WHAT TO WORK ON:
Take the material and output all of it exactly.

EXTRACTED MATERIAL:
────────────────────
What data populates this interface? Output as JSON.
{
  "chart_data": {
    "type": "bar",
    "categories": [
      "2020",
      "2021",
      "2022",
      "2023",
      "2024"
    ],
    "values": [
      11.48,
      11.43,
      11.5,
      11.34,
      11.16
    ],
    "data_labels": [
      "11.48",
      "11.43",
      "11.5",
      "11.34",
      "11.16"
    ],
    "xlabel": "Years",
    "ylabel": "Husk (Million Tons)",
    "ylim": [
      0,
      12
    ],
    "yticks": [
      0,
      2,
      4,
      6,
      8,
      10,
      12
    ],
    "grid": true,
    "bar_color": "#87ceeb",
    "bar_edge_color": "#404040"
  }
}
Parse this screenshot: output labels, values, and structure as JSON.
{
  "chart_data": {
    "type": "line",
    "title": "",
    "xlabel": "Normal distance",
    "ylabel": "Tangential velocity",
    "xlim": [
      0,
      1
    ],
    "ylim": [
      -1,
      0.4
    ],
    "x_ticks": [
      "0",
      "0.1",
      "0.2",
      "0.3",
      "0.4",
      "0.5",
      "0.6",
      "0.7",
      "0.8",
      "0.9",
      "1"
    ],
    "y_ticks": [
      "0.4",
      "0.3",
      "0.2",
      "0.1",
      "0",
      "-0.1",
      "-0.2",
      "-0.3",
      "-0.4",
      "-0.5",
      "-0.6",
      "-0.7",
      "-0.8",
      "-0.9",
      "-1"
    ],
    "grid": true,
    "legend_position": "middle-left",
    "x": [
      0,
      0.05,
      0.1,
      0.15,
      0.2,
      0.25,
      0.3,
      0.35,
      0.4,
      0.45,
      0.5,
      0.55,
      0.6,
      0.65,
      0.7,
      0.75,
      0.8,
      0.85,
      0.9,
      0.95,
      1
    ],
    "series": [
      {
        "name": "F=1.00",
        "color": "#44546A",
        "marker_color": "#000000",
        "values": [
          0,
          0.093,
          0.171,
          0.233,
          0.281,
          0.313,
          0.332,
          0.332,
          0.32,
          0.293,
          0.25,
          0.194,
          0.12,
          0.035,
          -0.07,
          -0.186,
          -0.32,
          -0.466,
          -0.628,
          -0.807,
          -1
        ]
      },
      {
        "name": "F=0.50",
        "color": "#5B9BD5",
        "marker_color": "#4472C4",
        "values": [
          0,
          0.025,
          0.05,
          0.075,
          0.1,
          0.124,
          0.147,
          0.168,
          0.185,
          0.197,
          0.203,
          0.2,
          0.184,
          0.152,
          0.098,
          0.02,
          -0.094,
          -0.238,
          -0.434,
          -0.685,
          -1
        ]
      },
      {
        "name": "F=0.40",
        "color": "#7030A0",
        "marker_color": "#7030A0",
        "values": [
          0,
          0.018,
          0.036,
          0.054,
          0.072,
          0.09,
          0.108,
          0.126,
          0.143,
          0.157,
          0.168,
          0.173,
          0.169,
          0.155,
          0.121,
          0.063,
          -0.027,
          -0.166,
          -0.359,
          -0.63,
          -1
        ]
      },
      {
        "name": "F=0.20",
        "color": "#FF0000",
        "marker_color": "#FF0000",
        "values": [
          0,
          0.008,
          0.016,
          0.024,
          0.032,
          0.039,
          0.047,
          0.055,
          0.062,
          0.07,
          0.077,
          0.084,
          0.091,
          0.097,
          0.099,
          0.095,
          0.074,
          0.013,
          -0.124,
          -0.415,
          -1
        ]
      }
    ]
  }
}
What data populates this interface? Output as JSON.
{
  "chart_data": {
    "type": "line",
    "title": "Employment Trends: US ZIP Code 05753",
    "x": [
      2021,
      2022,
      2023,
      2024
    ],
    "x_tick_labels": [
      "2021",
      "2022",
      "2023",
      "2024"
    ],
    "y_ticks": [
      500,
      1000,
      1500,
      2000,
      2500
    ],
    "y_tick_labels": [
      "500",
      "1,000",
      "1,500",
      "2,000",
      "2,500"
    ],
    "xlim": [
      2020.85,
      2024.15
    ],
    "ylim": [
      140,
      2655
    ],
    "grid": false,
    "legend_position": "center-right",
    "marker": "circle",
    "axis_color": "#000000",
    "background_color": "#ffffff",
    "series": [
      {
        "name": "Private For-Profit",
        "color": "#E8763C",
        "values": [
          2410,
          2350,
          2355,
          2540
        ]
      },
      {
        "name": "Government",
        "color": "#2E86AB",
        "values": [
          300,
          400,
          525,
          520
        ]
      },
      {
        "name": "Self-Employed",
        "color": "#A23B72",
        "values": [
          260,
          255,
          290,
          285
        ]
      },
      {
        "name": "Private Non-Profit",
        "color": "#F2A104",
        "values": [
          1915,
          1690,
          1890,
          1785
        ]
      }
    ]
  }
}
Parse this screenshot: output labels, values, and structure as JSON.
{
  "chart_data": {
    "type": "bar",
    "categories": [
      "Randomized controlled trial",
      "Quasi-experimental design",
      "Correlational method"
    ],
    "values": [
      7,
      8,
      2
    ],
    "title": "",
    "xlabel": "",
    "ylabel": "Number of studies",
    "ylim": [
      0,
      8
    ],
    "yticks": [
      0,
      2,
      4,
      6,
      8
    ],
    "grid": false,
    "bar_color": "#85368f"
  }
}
────────────────────
WORKED ANSWER:
What data populates this interface? Output as JSON.
{
  "chart_data": {
    "type": "bar",
    "categories": [
      "2020",
      "2021",
      "2022",
      "2023",
      "2024"
    ],
    "values": [
      11.48,
      11.43,
      11.5,
      11.34,
      11.16
    ],
    "data_labels": [
      "11.48",
      "11.43",
      "11.5",
      "11.34",
      "11.16"
    ],
    "xlabel": "Years",
    "ylabel": "Husk (Million Tons)",
    "ylim": [
      0,
      12
    ],
    "yticks": [
      0,
      2,
      4,
      6,
      8,
      10,
      12
    ],
    "grid": true,
    "bar_color": "#87ceeb",
    "bar_edge_color": "#404040"
  }
}
Parse this screenshot: output labels, values, and structure as JSON.
{
  "chart_data": {
    "type": "line",
    "title": "",
    "xlabel": "Normal distance",
    "ylabel": "Tangential velocity",
    "xlim": [
      0,
      1
    ],
    "ylim": [
      -1,
      0.4
    ],
    "x_ticks": [
      "0",
      "0.1",
      "0.2",
      "0.3",
      "0.4",
      "0.5",
      "0.6",
      "0.7",
      "0.8",
      "0.9",
      "1"
    ],
    "y_ticks": [
      "0.4",
      "0.3",
      "0.2",
      "0.1",
      "0",
      "-0.1",
      "-0.2",
      "-0.3",
      "-0.4",
      "-0.5",
      "-0.6",
      "-0.7",
      "-0.8",
      "-0.9",
      "-1"
    ],
    "grid": true,
    "legend_position": "middle-left",
    "x": [
      0,
      0.05,
      0.1,
      0.15,
      0.2,
      0.25,
      0.3,
      0.35,
      0.4,
      0.45,
      0.5,
      0.55,
      0.6,
      0.65,
      0.7,
      0.75,
      0.8,
      0.85,
      0.9,
      0.95,
      1
    ],
    "series": [
      {
        "name": "F=1.00",
        "color": "#44546A",
        "marker_color": "#000000",
        "values": [
          0,
          0.093,
          0.171,
          0.233,
          0.281,
          0.313,
          0.332,
          0.332,
          0.32,
          0.293,
          0.25,
          0.194,
          0.12,
          0.035,
          -0.07,
          -0.186,
          -0.32,
          -0.466,
          -0.628,
          -0.807,
          -1
        ]
      },
      {
        "name": "F=0.50",
        "color": "#5B9BD5",
        "marker_color": "#4472C4",
        "values": [
          0,
          0.025,
          0.05,
          0.075,
          0.1,
          0.124,
          0.147,
          0.168,
          0.185,
          0.197,
          0.203,
          0.2,
          0.184,
          0.152,
          0.098,
          0.02,
          -0.094,
          -0.238,
          -0.434,
          -0.685,
          -1
        ]
      },
      {
        "name": "F=0.40",
        "color": "#7030A0",
        "marker_color": "#7030A0",
        "values": [
          0,
          0.018,
          0.036,
          0.054,
          0.072,
          0.09,
          0.108,
          0.126,
          0.143,
          0.157,
          0.168,
          0.173,
          0.169,
          0.155,
          0.121,
          0.063,
          -0.027,
          -0.166,
          -0.359,
          -0.63,
          -1
        ]
      },
      {
        "name": "F=0.20",
        "color": "#FF0000",
        "marker_color": "#FF0000",
        "values": [
          0,
          0.008,
          0.016,
          0.024,
          0.032,
          0.039,
          0.047,
          0.055,
          0.062,
          0.07,
          0.077,
          0.084,
          0.091,
          0.097,
          0.099,
          0.095,
          0.074,
          0.013,
          -0.124,
          -0.415,
          -1
        ]
      }
    ]
  }
}
What data populates this interface? Output as JSON.
{
  "chart_data": {
    "type": "line",
    "title": "Employment Trends: US ZIP Code 05753",
    "x": [
      2021,
      2022,
      2023,
      2024
    ],
    "x_tick_labels": [
      "2021",
      "2022",
      "2023",
      "2024"
    ],
    "y_ticks": [
      500,
      1000,
      1500,
      2000,
      2500
    ],
    "y_tick_labels": [
      "500",
      "1,000",
      "1,500",
      "2,000",
      "2,500"
    ],
    "xlim": [
      2020.85,
      2024.15
    ],
    "ylim": [
      140,
      2655
    ],
    "grid": false,
    "legend_position": "center-right",
    "marker": "circle",
    "axis_color": "#000000",
    "background_color": "#ffffff",
    "series": [
      {
        "name": "Private For-Profit",
        "color": "#E8763C",
        "values": [
          2410,
          2350,
          2355,
          2540
        ]
      },
      {
        "name": "Government",
        "color": "#2E86AB",
        "values": [
          300,
          400,
          525,
          520
        ]
      },
      {
        "name": "Self-Employed",
        "color": "#A23B72",
        "values": [
          260,
          255,
          290,
          285
        ]
      },
      {
        "name": "Private Non-Profit",
        "color": "#F2A104",
        "values": [
          1915,
          1690,
          1890,
          1785
        ]
      }
    ]
  }
}
Parse this screenshot: output labels, values, and structure as JSON.
{
  "chart_data": {
    "type": "bar",
    "categories": [
      "Randomized controlled trial",
      "Quasi-experimental design",
      "Correlational method"
    ],
    "values": [
      7,
      8,
      2
    ],
    "title": "",
    "xlabel": "",
    "ylabel": "Number of studies",
    "ylim": [
      0,
      8
    ],
    "yticks": [
      0,
      2,
      4,
      6,
      8
    ],
    "grid": false,
    "bar_color": "#85368f"
  }
}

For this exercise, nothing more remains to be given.